_What is needed_
Pick out the lines below that include the string "JSON".

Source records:
□ □ □ □ □

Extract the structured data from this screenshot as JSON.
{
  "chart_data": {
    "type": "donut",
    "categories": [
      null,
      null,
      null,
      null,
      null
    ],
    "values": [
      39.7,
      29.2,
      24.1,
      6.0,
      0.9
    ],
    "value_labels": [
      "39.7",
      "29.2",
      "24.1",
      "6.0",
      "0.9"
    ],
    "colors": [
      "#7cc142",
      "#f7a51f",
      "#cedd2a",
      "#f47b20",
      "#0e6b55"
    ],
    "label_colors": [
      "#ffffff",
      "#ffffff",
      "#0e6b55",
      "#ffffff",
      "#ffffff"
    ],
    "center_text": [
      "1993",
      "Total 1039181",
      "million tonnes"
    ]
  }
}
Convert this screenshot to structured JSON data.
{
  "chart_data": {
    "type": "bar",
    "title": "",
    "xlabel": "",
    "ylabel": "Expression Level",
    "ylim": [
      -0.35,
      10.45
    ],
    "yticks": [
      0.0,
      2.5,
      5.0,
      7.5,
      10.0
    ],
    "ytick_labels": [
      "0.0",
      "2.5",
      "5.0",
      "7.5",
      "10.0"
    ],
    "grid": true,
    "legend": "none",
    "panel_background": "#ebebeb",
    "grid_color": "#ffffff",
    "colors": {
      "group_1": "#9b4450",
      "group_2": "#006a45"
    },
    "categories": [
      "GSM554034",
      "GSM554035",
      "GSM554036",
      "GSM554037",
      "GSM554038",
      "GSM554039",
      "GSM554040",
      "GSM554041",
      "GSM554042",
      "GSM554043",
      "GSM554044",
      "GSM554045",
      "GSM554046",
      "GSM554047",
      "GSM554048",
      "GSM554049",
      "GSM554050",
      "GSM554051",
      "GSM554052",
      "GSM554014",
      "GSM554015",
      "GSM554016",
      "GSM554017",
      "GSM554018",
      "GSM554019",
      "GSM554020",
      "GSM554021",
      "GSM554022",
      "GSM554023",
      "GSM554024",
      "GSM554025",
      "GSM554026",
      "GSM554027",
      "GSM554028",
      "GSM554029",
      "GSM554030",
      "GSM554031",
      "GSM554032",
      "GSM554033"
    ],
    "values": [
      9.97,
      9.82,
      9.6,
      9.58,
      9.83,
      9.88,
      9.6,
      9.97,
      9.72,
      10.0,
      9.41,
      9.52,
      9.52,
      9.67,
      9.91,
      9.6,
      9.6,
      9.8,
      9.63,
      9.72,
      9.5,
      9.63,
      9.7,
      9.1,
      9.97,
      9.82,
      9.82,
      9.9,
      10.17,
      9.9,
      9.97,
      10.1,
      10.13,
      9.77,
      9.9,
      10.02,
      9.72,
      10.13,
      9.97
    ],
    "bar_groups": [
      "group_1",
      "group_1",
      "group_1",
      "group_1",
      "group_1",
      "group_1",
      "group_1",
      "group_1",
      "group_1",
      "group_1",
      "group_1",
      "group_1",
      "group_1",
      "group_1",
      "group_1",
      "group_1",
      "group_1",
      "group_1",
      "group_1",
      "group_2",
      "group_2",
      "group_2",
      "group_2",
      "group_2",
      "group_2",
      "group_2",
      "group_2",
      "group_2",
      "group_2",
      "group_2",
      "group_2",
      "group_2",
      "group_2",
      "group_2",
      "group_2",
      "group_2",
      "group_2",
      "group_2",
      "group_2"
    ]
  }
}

□ □ □ □ □

_Reply_
Extract the structured data from this screenshot as JSON.
Convert this screenshot to structured JSON data.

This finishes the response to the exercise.